● TASK REQUIREMENTS
Collect every line below that contains the word "JSON".

Dataset items
==*==

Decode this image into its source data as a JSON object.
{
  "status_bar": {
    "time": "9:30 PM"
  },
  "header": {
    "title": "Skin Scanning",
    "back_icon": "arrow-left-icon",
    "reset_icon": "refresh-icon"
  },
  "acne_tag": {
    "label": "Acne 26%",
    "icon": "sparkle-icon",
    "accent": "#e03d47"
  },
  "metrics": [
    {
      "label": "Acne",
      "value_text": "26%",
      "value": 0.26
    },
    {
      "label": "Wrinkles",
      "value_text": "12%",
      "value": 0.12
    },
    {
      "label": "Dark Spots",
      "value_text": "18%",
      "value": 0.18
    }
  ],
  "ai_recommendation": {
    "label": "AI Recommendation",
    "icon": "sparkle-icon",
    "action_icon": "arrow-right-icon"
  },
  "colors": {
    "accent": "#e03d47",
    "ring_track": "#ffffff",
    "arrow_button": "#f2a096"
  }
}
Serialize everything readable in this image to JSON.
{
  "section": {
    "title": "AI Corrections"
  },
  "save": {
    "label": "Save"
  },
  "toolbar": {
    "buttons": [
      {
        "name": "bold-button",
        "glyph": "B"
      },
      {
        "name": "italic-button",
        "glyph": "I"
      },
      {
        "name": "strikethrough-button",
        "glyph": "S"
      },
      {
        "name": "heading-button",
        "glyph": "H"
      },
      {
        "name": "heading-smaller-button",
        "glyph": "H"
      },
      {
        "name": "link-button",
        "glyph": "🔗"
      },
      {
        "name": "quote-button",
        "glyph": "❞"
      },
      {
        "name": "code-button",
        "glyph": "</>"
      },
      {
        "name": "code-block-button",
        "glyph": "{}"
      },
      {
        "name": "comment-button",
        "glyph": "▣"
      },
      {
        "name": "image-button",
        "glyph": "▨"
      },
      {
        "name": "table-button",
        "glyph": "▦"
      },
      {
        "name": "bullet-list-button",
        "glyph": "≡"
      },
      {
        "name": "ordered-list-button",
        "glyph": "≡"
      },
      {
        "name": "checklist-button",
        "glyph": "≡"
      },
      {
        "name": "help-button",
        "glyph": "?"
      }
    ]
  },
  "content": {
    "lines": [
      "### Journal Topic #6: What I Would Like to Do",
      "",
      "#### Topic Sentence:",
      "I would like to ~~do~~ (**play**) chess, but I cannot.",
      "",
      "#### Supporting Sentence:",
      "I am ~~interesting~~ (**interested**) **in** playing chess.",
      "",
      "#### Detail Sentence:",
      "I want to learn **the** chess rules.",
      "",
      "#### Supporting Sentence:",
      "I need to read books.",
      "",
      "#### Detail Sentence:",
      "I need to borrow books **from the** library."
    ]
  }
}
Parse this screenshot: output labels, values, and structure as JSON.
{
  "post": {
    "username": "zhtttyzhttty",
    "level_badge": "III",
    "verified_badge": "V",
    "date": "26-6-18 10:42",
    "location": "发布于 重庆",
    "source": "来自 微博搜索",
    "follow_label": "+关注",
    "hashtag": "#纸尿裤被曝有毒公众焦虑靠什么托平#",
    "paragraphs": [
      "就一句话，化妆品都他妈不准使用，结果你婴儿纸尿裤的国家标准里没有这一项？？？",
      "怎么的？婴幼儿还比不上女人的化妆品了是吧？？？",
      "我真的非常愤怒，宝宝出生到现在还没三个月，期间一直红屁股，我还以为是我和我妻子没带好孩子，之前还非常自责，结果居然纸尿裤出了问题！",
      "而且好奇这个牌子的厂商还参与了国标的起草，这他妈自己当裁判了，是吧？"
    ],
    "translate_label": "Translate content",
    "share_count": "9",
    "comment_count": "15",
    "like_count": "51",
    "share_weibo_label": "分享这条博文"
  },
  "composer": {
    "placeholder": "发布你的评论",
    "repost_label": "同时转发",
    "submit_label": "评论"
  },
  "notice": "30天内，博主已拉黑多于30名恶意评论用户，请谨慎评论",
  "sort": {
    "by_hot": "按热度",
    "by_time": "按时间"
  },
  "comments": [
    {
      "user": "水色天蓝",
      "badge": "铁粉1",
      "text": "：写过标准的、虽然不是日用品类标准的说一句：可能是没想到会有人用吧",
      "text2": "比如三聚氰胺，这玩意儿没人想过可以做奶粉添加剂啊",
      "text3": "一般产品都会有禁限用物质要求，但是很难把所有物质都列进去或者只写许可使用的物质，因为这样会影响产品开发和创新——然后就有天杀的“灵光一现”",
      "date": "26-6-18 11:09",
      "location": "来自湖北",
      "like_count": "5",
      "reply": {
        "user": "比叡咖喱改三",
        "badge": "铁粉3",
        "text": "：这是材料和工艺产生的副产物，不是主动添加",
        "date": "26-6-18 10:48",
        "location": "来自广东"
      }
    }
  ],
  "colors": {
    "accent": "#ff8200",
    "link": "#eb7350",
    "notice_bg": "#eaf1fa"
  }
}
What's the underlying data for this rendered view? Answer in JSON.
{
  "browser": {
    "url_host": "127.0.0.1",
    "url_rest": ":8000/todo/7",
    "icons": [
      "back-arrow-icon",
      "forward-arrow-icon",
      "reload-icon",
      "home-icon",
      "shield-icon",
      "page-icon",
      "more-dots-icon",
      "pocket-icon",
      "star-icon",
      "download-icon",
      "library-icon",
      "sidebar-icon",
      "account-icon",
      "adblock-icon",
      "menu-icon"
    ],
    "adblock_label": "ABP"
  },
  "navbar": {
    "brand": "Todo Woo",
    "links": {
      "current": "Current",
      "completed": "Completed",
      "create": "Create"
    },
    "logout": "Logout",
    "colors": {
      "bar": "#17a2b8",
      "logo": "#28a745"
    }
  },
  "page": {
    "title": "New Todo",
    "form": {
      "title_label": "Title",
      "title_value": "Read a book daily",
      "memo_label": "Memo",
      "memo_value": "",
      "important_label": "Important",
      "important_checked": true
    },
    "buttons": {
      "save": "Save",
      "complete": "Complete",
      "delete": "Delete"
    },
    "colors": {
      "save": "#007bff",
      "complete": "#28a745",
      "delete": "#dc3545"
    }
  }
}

==*==

● EXERCISE ANSWER
Decode this image into its source data as a JSON object.
Serialize everything readable in this image to JSON.
Parse this screenshot: output labels, values, and structure as JSON.
What's the underlying data for this rendered view? Answer in JSON.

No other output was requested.